• **WRITTEN TASK**
Quote every line as given.

[Stored records]
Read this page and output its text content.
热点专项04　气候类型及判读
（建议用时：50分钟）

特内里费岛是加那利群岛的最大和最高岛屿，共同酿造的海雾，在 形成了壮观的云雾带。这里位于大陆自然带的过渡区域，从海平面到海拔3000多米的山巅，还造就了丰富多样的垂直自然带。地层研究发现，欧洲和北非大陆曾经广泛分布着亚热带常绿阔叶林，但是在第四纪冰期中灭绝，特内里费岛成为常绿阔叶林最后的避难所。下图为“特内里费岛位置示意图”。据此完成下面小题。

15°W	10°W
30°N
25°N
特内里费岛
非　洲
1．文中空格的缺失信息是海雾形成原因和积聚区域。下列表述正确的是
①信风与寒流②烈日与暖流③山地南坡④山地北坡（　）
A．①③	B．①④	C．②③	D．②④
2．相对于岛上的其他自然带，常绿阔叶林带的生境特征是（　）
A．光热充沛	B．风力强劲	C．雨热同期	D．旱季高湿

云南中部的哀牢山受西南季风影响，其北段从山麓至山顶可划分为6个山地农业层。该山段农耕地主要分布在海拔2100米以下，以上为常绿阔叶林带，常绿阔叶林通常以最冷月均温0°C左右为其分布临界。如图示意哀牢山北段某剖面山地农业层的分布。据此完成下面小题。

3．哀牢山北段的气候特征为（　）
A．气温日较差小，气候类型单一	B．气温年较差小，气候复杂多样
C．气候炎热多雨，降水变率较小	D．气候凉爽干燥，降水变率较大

• **THE REPLY**
Read this page and output its text content.
热点专项04　气候类型及判读
（建议用时：50分钟）

特内里费岛是加那利群岛的最大和最高岛屿，共同酿造的海雾，在 形成了壮观的云雾带。这里位于大陆自然带的过渡区域，从海平面到海拔3000多米的山巅，还造就了丰富多样的垂直自然带。地层研究发现，欧洲和北非大陆曾经广泛分布着亚热带常绿阔叶林，但是在第四纪冰期中灭绝，特内里费岛成为常绿阔叶林最后的避难所。下图为“特内里费岛位置示意图”。据此完成下面小题。

15°W	10°W
30°N
25°N
特内里费岛
非　洲
1．文中空格的缺失信息是海雾形成原因和积聚区域。下列表述正确的是
①信风与寒流②烈日与暖流③山地南坡④山地北坡（　）
A．①③	B．①④	C．②③	D．②④
2．相对于岛上的其他自然带，常绿阔叶林带的生境特征是（　）
A．光热充沛	B．风力强劲	C．雨热同期	D．旱季高湿

云南中部的哀牢山受西南季风影响，其北段从山麓至山顶可划分为6个山地农业层。该山段农耕地主要分布在海拔2100米以下，以上为常绿阔叶林带，常绿阔叶林通常以最冷月均温0°C左右为其分布临界。如图示意哀牢山北段某剖面山地农业层的分布。据此完成下面小题。

3．哀牢山北段的气候特征为（　）
A．气温日较差小，气候类型单一	B．气温年较差小，气候复杂多样
C．气候炎热多雨，降水变率较小	D．气候凉爽干燥，降水变率较大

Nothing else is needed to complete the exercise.